• READING TEXT
Sweets from a Stranger is Squeeze's response to this praise. It's a quirky, uneven, tremendously endearing and occasionally foolish record, composed of a dozen songs about commitment and romantic unrest; it could easily be subtitled Music for Marrieds. The album kicks off with "Out of Touch," as mean a song of contempt as the Rolling Stones' "Under My Thumb": "I won't be in early/I won't be in late/I won't be in at all/So don't sit in and wait." In typical Squeeze fashion, these cruel sentiments are couched in a peppy pop melody that zings along so merrily that the lyrics take a few listenings to sink in. When they do, however, they bite hard: Difford's and Tilbrook's voices yank at all the loathing–and self-loathing–that's been poured into this song about a curdled romance.

And so it goes for most of Sweets from a Stranger. "For me and my girl/Up to the altar/Time standing still ...." are the pivotal lines of "Onto the Dance Floor." But the moment the narrator says "I do," he begins to regret it, as an organ burbles sarcastically. In the bleak vision set forth by Difford and Tilbrook, marriage – or, indeed, any longstanding relationship–is constantly prey not only to adultery (a sin that's scarily, succinctly described by the squirrelly home breaker in "His House Her Home") but, even more insidiously, to sheer boredom. Squeeze wrings new meaning out of the old adage "Familiarity breeds contempt," and lyricist Chris Difford's verbal skills–the skewed puns and delicate alliterations, the artful quatrains and vivid imagery – are never more acute than when the songs describe a love gone sour.

• EXERCISE SET
1: Edit the part of the Squeeze review that opens with the words containing "And so it goes" and closes with "love gone sour.", changing "boredom" to "monotony".
2: Render this sentence from the Squeeze review in Spanish: "But the moment the narrator says "I do," he begins to regret it, as an organ burbles sarcastically."
None of the lines that accompany this text are needed.

• DATASET CONTENT

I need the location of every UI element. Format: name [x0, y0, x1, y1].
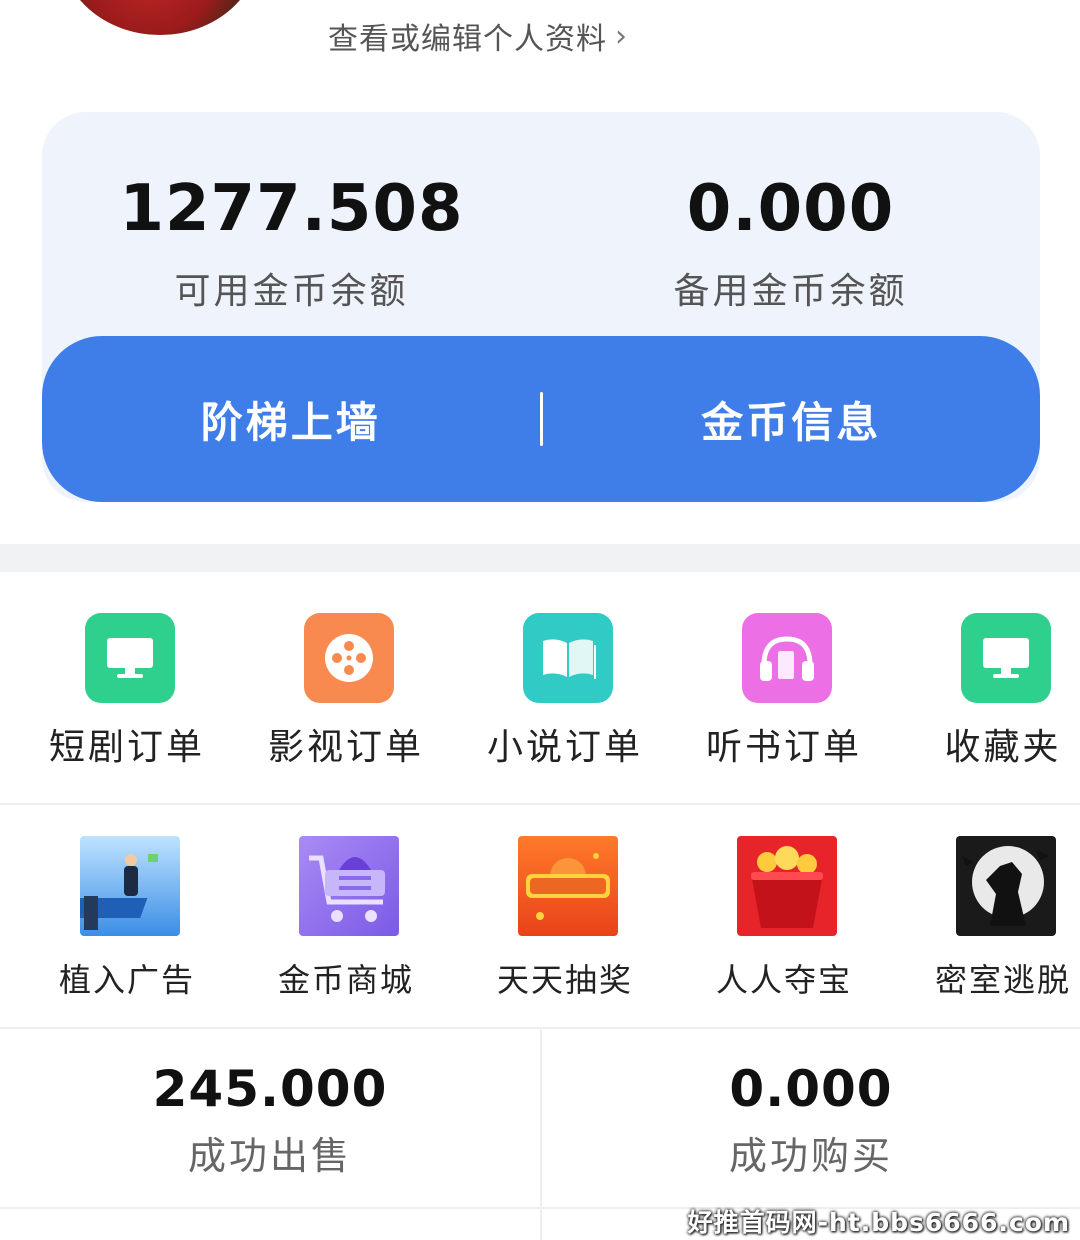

• SOLUTIONS PER TASK
1:
And so it goes for most of Sweets from a Stranger. "For me and my girl/Up to the altar/Time standing still ...." are the pivotal lines of "Onto the Dance Floor." But the moment the narrator says "I do," he begins to regret it, as an organ burbles sarcastically. In the bleak vision set forth by Difford and Tilbrook, marriage – or, indeed, any longstanding relationship–is constantly prey not only to adultery (a sin that's scarily, succinctly described by the squirrelly home breaker in "His House Her Home") but, even more insidiously, to sheer monotony. Squeeze wrings new meaning out of the old adage "Familiarity breeds contempt," and lyricist Chris Difford's verbal skills–the skewed puns and delicate alliterations, the artful quatrains and vivid imagery – are never more acute than when the songs describe a love gone sour.

2: Pero en cuanto el narrador dice "sí, acepto", empieza a arrepentirse, mientras un órgano burbujea con sarcasmo.